• [THE INPUT]
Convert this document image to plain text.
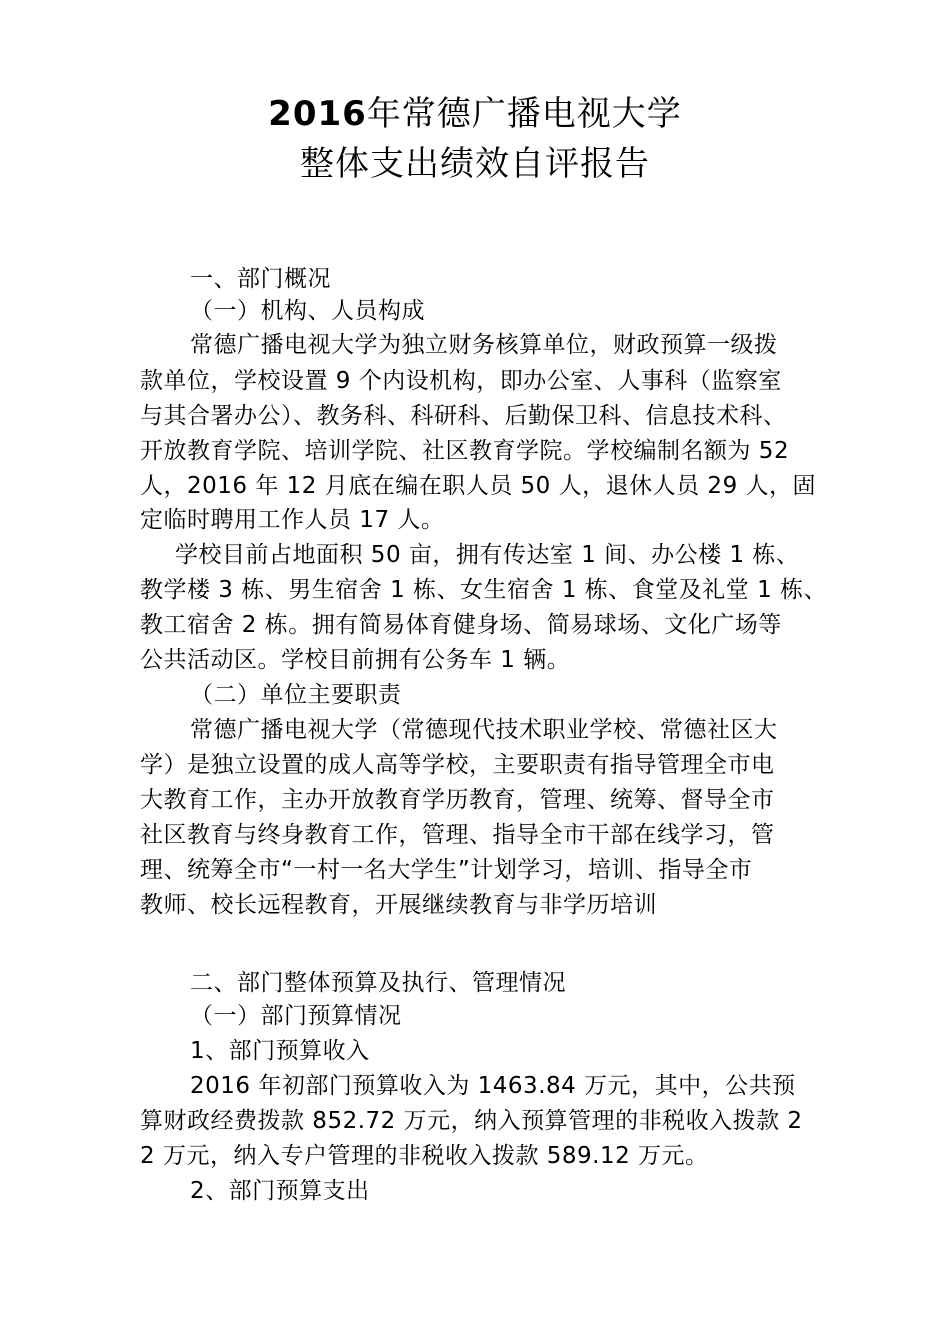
2016年常德广播电视大学
整体支出绩效自评报告
一、部门概况
（一）机构、人员构成
常德广播电视大学为独立财务核算单位，财政预算一级拨
款单位，学校设置 9 个内设机构，即办公室、人事科（监察室
与其合署办公）、教务科、科研科、后勤保卫科、信息技术科、
开放教育学院、培训学院、社区教育学院。学校编制名额为 52
人，2016 年 12 月底在编在职人员 50 人，退休人员 29 人，固
定临时聘用工作人员 17 人。
学校目前占地面积 50 亩，拥有传达室 1 间、办公楼 1 栋、
教学楼 3 栋、男生宿舍 1 栋、女生宿舍 1 栋、食堂及礼堂 1 栋、
教工宿舍 2 栋。拥有简易体育健身场、简易球场、文化广场等
公共活动区。学校目前拥有公务车 1 辆。
（二）单位主要职责
常德广播电视大学（常德现代技术职业学校、常德社区大
学）是独立设置的成人高等学校，主要职责有指导管理全市电
大教育工作，主办开放教育学历教育，管理、统筹、督导全市
社区教育与终身教育工作，管理、指导全市干部在线学习，管
理、统筹全市“一村一名大学生”计划学习，培训、指导全市
教师、校长远程教育，开展继续教育与非学历培训
二、部门整体预算及执行、管理情况
（一）部门预算情况
1、部门预算收入
2016 年初部门预算收入为 1463.84 万元，其中，公共预
算财政经费拨款 852.72 万元，纳入预算管理的非税收入拨款 2
2 万元，纳入专户管理的非税收入拨款 589.12 万元。
2、部门预算支出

• [YOUR GOAL] Will you restate every entry word for word and omit the images?

• [ANSWER IN FULL]
Convert this document image to plain text.
2016年常德广播电视大学
整体支出绩效自评报告
一、部门概况
（一）机构、人员构成
常德广播电视大学为独立财务核算单位，财政预算一级拨
款单位，学校设置 9 个内设机构，即办公室、人事科（监察室
与其合署办公）、教务科、科研科、后勤保卫科、信息技术科、
开放教育学院、培训学院、社区教育学院。学校编制名额为 52
人，2016 年 12 月底在编在职人员 50 人，退休人员 29 人，固
定临时聘用工作人员 17 人。
学校目前占地面积 50 亩，拥有传达室 1 间、办公楼 1 栋、
教学楼 3 栋、男生宿舍 1 栋、女生宿舍 1 栋、食堂及礼堂 1 栋、
教工宿舍 2 栋。拥有简易体育健身场、简易球场、文化广场等
公共活动区。学校目前拥有公务车 1 辆。
（二）单位主要职责
常德广播电视大学（常德现代技术职业学校、常德社区大
学）是独立设置的成人高等学校，主要职责有指导管理全市电
大教育工作，主办开放教育学历教育，管理、统筹、督导全市
社区教育与终身教育工作，管理、指导全市干部在线学习，管
理、统筹全市“一村一名大学生”计划学习，培训、指导全市
教师、校长远程教育，开展继续教育与非学历培训
二、部门整体预算及执行、管理情况
（一）部门预算情况
1、部门预算收入
2016 年初部门预算收入为 1463.84 万元，其中，公共预
算财政经费拨款 852.72 万元，纳入预算管理的非税收入拨款 2
2 万元，纳入专户管理的非税收入拨款 589.12 万元。
2、部门预算支出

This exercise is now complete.